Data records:
◇ ◇ ◇ ◇
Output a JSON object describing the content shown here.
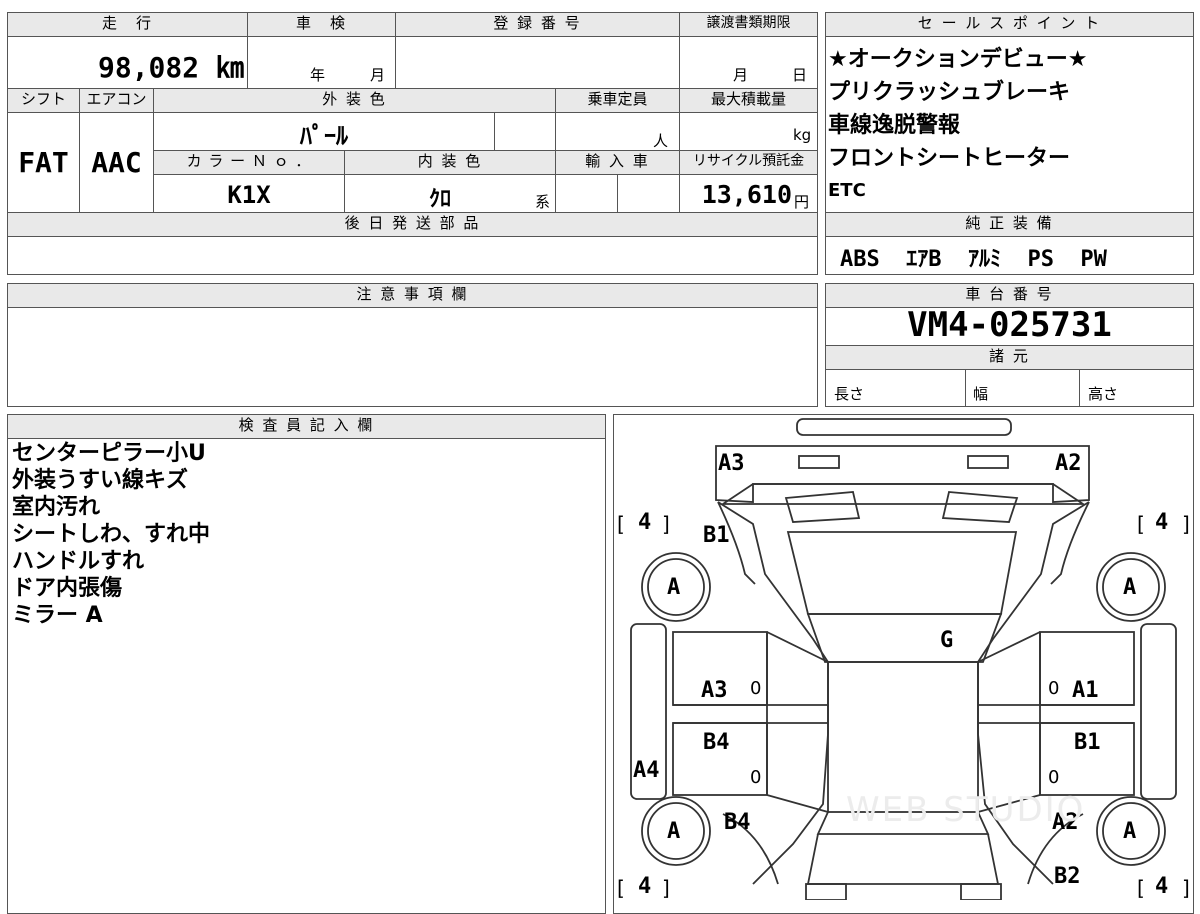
{
  "top": {
    "headers": {
      "mileage": "走　行",
      "inspection": "車　検",
      "registration": "登 録 番 号",
      "transfer_deadline": "譲渡書類期限",
      "shift": "シフト",
      "aircon": "エアコン",
      "exterior_color": "外 装 色",
      "capacity": "乗車定員",
      "max_load": "最大積載量",
      "color_no": "カ ラ ー Ｎ ｏ ．",
      "interior_color": "内 装 色",
      "import": "輸 入 車",
      "recycle_fee": "リサイクル預託金",
      "later_parts": "後 日 発 送 部 品"
    },
    "values": {
      "mileage": "98,082 ㎞",
      "year_unit": "年",
      "month_unit": "月",
      "deadline_month": "月",
      "deadline_day": "日",
      "shift": "FAT",
      "aircon": "AAC",
      "exterior_color": "ﾊﾟｰﾙ",
      "capacity_unit": "人",
      "load_unit": "kg",
      "color_no": "K1X",
      "interior_color": "ｸﾛ",
      "interior_suffix": "系",
      "recycle_fee": "13,610",
      "yen": "円"
    }
  },
  "sales": {
    "header": "セ ー ル ス ポ イ ン ト",
    "points": [
      "★オークションデビュー★",
      "プリクラッシュブレーキ",
      "車線逸脱警報",
      "フロントシートヒーター",
      "ETC"
    ]
  },
  "equipment": {
    "header": "純 正 装 備",
    "value": "ABS  ｴｱB  ｱﾙﾐ  PS  PW"
  },
  "notes": {
    "header": "注 意 事 項 欄"
  },
  "chassis": {
    "header": "車 台 番 号",
    "value": "VM4-025731"
  },
  "specs": {
    "header": "諸 元",
    "length": "長さ",
    "width": "幅",
    "height": "高さ"
  },
  "inspector": {
    "header": "検 査 員 記 入 欄",
    "lines": [
      "センターピラー小U",
      "外装うすい線キズ",
      "室内汚れ",
      "シートしわ、すれ中",
      "ハンドルすれ",
      "ドア内張傷",
      "ミラー A"
    ]
  },
  "diagram": {
    "tire_score": "4",
    "bracket_l": "[",
    "bracket_r": "]",
    "tire": "A",
    "zero": "0",
    "marks": {
      "rear_left": "A3",
      "rear_right": "A2",
      "quarter_left": "B1",
      "roof": "G",
      "rear_door_left": "A3",
      "rear_door_right": "A1",
      "front_door_left": "B4",
      "front_door_right": "B1",
      "sill_left": "A4",
      "fender_left": "B4",
      "fender_right": "A2",
      "front_right": "B2"
    },
    "watermark": "WEB STUDIO"
  }
}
◇ ◇ ◇ ◇
* Task requirements:
Give back all entries exactly. No pictures belong in the copy.

* Complete response:
Output a JSON object describing the content shown here.
{
  "top": {
    "headers": {
      "mileage": "走　行",
      "inspection": "車　検",
      "registration": "登 録 番 号",
      "transfer_deadline": "譲渡書類期限",
      "shift": "シフト",
      "aircon": "エアコン",
      "exterior_color": "外 装 色",
      "capacity": "乗車定員",
      "max_load": "最大積載量",
      "color_no": "カ ラ ー Ｎ ｏ ．",
      "interior_color": "内 装 色",
      "import": "輸 入 車",
      "recycle_fee": "リサイクル預託金",
      "later_parts": "後 日 発 送 部 品"
    },
    "values": {
      "mileage": "98,082 ㎞",
      "year_unit": "年",
      "month_unit": "月",
      "deadline_month": "月",
      "deadline_day": "日",
      "shift": "FAT",
      "aircon": "AAC",
      "exterior_color": "ﾊﾟｰﾙ",
      "capacity_unit": "人",
      "load_unit": "kg",
      "color_no": "K1X",
      "interior_color": "ｸﾛ",
      "interior_suffix": "系",
      "recycle_fee": "13,610",
      "yen": "円"
    }
  },
  "sales": {
    "header": "セ ー ル ス ポ イ ン ト",
    "points": [
      "★オークションデビュー★",
      "プリクラッシュブレーキ",
      "車線逸脱警報",
      "フロントシートヒーター",
      "ETC"
    ]
  },
  "equipment": {
    "header": "純 正 装 備",
    "value": "ABS  ｴｱB  ｱﾙﾐ  PS  PW"
  },
  "notes": {
    "header": "注 意 事 項 欄"
  },
  "chassis": {
    "header": "車 台 番 号",
    "value": "VM4-025731"
  },
  "specs": {
    "header": "諸 元",
    "length": "長さ",
    "width": "幅",
    "height": "高さ"
  },
  "inspector": {
    "header": "検 査 員 記 入 欄",
    "lines": [
      "センターピラー小U",
      "外装うすい線キズ",
      "室内汚れ",
      "シートしわ、すれ中",
      "ハンドルすれ",
      "ドア内張傷",
      "ミラー A"
    ]
  },
  "diagram": {
    "tire_score": "4",
    "bracket_l": "[",
    "bracket_r": "]",
    "tire": "A",
    "zero": "0",
    "marks": {
      "rear_left": "A3",
      "rear_right": "A2",
      "quarter_left": "B1",
      "roof": "G",
      "rear_door_left": "A3",
      "rear_door_right": "A1",
      "front_door_left": "B4",
      "front_door_right": "B1",
      "sill_left": "A4",
      "fender_left": "B4",
      "fender_right": "A2",
      "front_right": "B2"
    },
    "watermark": "WEB STUDIO"
  }
}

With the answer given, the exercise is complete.